*ANGEZEIGTER TEXT:*
Trauerfeier für Erhard Eppler
Trauerfeier für Erhard Eppler

Schwäbisch Hall (bjhw) - „Seine Thesen waren und bleiben für uns, unsere Kinder und Enkelkinder von größter, von wirklich überlebenswichtiger Bedeutung“, sagte Altkanzler Gerhard Schöder. 400 politische Weggefährten, Familienangehörige, Freund und Schwäbisch Haller Bürger haben am heutigen Donnerstag Abschied vom früheren Bundesentwicklungshilfeminister und SPD-Landesvorsitzenden Erhard Eppler genommen.

Angesichts der aktuellen Herausforderung, so Schröder, die der Klimawandel verursache, „bleibt das Ziel einer sozialen und ökologischen Demokratie sein Vermächtnis“. Die kommissarische SPD-Bundesvorsitzende Malu Dreyer erinnerte vor 400 Trauergästen in der Stadtpfarrkirche St. Michael an den 10. Oktober 1981, als sie, „gerade mal 20 Jahre alt, noch kein SPD-Mitglied, aber politisch engagiert“, Eppler auf einer der wichtigsten und bedeutendsten Friedensdemos in der Geschichte der Bundesrepublik im Bonner Hofgarten hörte. Seine Aufrichtigkeit „und die wohl argumentierte Überzeugung imponierte mir zutiefst, was auch dazu beitragen sollte, dass ich einige Zeit später meinen Weg in die SPD fand“. Jetzt fehle seine "Klar- und Weitsicht bitterlich".
Auf besondere Weise fanden sich mehrere Politiker überparteilich zusammen. Unter anderen standen die Namen des früheren SPD-Bundesvorsitzenden Hans-Jochen Vogel und des ehemaligen baden-württembergische Ministerpräsidenten und EU-Kommissars Günther Oettinger (CDU) unter einer gemeinsamen Anzeige, um „sich zu verneigen, vor einem unbeugsamen Ethiker, Ökologen und Friedenspolitiker“. Seine analytische und sprachliche Brillanz, seine kreativen Ideen und seine Beharrlichkeit wirkten „jahrzehntelang überparteilich“.
Eppler war am 19. Oktober wenige Wochen vor seinem 93.Geburtstag in Schwäbisch Hall gestorben. Familienmitglieder sprachen auch „die Anfechtungen“ an, die er viele Jahre auszuhalten gehabt habe. Auf Druck aus seiner eigenen Partei hatte er Anfang der Achtziger alle Ämter im Land aufgeben müssen – nach einem SPD-Ergebnis bei der Landtagswahl 1980 von 32,5 Prozent.

*ZIEL DER AUFGABE:*
Beantworten Sie anhand des Berichts über die Trauerfeier für Erhard Eppler:
(a) In welcher Kirche fand die Trauerfeier statt?
(b) An welchem Datum hörte Malu Dreyer Eppler im Bonner Hofgarten?
(c) Welches Ergebnis erzielte die SPD bei der Landtagswahl 1980?
Stützen Sie sich ausschließlich auf den Bericht über die Trauerfeier.

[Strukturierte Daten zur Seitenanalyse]
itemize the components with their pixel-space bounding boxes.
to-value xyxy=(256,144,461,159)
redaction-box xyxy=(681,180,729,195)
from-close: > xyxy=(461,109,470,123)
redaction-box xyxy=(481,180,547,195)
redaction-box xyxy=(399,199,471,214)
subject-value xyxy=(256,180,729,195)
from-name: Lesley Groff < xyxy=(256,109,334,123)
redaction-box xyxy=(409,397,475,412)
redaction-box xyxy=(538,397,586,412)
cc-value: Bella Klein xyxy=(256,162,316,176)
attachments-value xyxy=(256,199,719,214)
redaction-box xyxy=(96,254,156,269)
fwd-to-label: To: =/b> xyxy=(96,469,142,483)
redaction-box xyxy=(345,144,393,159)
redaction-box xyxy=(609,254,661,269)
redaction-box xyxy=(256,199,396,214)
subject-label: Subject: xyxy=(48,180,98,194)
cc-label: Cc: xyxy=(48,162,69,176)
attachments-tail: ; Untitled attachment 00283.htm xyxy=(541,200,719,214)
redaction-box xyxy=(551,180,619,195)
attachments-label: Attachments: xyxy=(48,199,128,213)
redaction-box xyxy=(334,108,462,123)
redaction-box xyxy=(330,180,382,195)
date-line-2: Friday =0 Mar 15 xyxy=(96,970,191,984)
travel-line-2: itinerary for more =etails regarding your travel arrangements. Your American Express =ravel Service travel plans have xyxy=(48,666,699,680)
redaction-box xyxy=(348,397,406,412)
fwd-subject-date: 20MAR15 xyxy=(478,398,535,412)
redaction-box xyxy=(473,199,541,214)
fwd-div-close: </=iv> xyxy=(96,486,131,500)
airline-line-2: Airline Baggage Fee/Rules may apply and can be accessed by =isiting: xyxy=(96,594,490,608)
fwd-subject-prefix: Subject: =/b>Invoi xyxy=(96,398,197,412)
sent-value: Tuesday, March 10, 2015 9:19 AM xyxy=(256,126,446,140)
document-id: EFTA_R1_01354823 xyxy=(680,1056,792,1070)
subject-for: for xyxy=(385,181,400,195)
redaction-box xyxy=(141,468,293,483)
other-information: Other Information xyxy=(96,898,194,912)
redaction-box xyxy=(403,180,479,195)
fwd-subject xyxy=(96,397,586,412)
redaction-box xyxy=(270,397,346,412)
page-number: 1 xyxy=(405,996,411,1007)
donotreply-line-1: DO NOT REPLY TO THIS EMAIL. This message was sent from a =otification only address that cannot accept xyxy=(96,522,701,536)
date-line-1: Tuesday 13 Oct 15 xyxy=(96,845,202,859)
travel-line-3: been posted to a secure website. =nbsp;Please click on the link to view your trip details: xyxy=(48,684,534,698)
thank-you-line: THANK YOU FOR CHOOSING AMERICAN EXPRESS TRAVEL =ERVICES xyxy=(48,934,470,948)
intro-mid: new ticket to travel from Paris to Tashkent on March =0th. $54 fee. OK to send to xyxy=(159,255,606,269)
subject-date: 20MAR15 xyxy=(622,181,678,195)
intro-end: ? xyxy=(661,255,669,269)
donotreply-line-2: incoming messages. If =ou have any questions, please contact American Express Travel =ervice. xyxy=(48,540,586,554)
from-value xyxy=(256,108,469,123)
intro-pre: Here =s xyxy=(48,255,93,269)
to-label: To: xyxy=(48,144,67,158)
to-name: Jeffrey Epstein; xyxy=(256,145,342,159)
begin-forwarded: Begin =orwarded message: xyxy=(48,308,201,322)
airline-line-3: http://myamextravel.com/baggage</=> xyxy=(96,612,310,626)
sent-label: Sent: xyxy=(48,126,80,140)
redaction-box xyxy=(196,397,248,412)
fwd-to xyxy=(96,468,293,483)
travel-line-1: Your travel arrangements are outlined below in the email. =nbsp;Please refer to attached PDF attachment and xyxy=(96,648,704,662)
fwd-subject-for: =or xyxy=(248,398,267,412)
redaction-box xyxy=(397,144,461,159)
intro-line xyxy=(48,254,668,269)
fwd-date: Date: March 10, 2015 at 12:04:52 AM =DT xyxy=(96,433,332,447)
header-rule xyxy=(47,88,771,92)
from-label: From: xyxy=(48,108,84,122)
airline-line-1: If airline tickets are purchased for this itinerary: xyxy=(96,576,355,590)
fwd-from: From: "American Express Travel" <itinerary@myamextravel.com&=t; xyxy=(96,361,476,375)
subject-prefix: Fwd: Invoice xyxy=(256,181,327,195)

*LÖSUNG:*
(a) In der Stadtpfarrkirche St. Michael.
(b) Am 10. Oktober 1981.
(c) 32,5 Prozent.